* PROBLEM
Repeat the entries below exactly as they appear, with no pictures.

* DATASET RECORDS
····················

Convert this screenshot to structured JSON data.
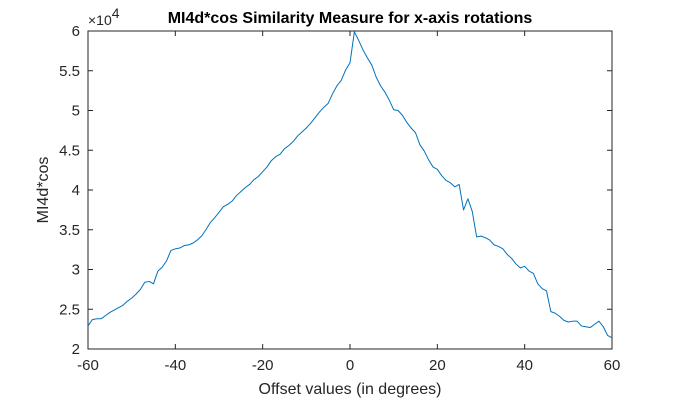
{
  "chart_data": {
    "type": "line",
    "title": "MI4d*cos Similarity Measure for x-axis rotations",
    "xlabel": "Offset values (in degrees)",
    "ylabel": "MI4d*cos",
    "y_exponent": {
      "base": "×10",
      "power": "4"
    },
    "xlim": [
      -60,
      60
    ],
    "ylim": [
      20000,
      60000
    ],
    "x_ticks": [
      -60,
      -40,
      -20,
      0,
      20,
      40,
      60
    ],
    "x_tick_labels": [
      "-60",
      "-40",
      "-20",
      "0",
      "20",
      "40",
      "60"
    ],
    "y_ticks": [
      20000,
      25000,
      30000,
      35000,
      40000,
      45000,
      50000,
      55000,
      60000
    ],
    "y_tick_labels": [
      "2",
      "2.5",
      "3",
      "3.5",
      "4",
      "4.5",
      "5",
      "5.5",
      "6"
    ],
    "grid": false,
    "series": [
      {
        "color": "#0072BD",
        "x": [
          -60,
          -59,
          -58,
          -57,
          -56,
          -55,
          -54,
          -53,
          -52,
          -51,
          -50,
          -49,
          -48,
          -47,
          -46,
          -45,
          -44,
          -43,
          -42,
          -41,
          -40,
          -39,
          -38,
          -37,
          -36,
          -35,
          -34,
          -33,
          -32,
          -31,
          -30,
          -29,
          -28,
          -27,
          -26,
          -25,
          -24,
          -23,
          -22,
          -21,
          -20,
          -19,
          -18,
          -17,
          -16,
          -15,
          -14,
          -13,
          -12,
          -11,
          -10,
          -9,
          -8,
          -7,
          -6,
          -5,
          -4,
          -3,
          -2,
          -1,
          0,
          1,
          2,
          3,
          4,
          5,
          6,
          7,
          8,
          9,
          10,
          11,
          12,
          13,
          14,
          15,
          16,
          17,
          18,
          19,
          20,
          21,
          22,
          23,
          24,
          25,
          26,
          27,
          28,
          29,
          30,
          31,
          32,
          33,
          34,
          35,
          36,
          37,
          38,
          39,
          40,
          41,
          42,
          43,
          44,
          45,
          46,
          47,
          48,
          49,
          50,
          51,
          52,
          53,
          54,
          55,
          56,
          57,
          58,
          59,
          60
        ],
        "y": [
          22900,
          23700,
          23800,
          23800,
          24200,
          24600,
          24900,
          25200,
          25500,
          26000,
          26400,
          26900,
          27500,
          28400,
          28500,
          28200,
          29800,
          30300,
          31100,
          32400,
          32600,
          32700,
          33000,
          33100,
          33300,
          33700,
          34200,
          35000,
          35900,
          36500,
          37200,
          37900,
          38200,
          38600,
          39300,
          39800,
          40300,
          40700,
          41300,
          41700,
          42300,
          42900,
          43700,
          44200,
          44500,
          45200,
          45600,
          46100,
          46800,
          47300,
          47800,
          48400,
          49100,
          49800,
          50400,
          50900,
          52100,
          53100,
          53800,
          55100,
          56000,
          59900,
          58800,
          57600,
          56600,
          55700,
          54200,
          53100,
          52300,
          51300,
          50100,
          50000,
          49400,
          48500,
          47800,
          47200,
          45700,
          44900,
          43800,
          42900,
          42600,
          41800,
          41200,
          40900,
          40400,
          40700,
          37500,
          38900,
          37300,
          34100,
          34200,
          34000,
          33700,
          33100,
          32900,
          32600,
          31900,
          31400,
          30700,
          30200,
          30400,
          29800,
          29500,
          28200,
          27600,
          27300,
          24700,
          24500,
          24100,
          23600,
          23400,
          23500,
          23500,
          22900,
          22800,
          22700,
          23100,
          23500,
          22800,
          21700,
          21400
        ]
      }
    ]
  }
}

····················

* EXERCISE RESULT
Convert this screenshot to structured JSON data.
{
  "chart_data": {
    "type": "line",
    "title": "MI4d*cos Similarity Measure for x-axis rotations",
    "xlabel": "Offset values (in degrees)",
    "ylabel": "MI4d*cos",
    "y_exponent": {
      "base": "×10",
      "power": "4"
    },
    "xlim": [
      -60,
      60
    ],
    "ylim": [
      20000,
      60000
    ],
    "x_ticks": [
      -60,
      -40,
      -20,
      0,
      20,
      40,
      60
    ],
    "x_tick_labels": [
      "-60",
      "-40",
      "-20",
      "0",
      "20",
      "40",
      "60"
    ],
    "y_ticks": [
      20000,
      25000,
      30000,
      35000,
      40000,
      45000,
      50000,
      55000,
      60000
    ],
    "y_tick_labels": [
      "2",
      "2.5",
      "3",
      "3.5",
      "4",
      "4.5",
      "5",
      "5.5",
      "6"
    ],
    "grid": false,
    "series": [
      {
        "color": "#0072BD",
        "x": [
          -60,
          -59,
          -58,
          -57,
          -56,
          -55,
          -54,
          -53,
          -52,
          -51,
          -50,
          -49,
          -48,
          -47,
          -46,
          -45,
          -44,
          -43,
          -42,
          -41,
          -40,
          -39,
          -38,
          -37,
          -36,
          -35,
          -34,
          -33,
          -32,
          -31,
          -30,
          -29,
          -28,
          -27,
          -26,
          -25,
          -24,
          -23,
          -22,
          -21,
          -20,
          -19,
          -18,
          -17,
          -16,
          -15,
          -14,
          -13,
          -12,
          -11,
          -10,
          -9,
          -8,
          -7,
          -6,
          -5,
          -4,
          -3,
          -2,
          -1,
          0,
          1,
          2,
          3,
          4,
          5,
          6,
          7,
          8,
          9,
          10,
          11,
          12,
          13,
          14,
          15,
          16,
          17,
          18,
          19,
          20,
          21,
          22,
          23,
          24,
          25,
          26,
          27,
          28,
          29,
          30,
          31,
          32,
          33,
          34,
          35,
          36,
          37,
          38,
          39,
          40,
          41,
          42,
          43,
          44,
          45,
          46,
          47,
          48,
          49,
          50,
          51,
          52,
          53,
          54,
          55,
          56,
          57,
          58,
          59,
          60
        ],
        "y": [
          22900,
          23700,
          23800,
          23800,
          24200,
          24600,
          24900,
          25200,
          25500,
          26000,
          26400,
          26900,
          27500,
          28400,
          28500,
          28200,
          29800,
          30300,
          31100,
          32400,
          32600,
          32700,
          33000,
          33100,
          33300,
          33700,
          34200,
          35000,
          35900,
          36500,
          37200,
          37900,
          38200,
          38600,
          39300,
          39800,
          40300,
          40700,
          41300,
          41700,
          42300,
          42900,
          43700,
          44200,
          44500,
          45200,
          45600,
          46100,
          46800,
          47300,
          47800,
          48400,
          49100,
          49800,
          50400,
          50900,
          52100,
          53100,
          53800,
          55100,
          56000,
          59900,
          58800,
          57600,
          56600,
          55700,
          54200,
          53100,
          52300,
          51300,
          50100,
          50000,
          49400,
          48500,
          47800,
          47200,
          45700,
          44900,
          43800,
          42900,
          42600,
          41800,
          41200,
          40900,
          40400,
          40700,
          37500,
          38900,
          37300,
          34100,
          34200,
          34000,
          33700,
          33100,
          32900,
          32600,
          31900,
          31400,
          30700,
          30200,
          30400,
          29800,
          29500,
          28200,
          27600,
          27300,
          24700,
          24500,
          24100,
          23600,
          23400,
          23500,
          23500,
          22900,
          22800,
          22700,
          23100,
          23500,
          22800,
          21700,
          21400
        ]
      }
    ]
  }
}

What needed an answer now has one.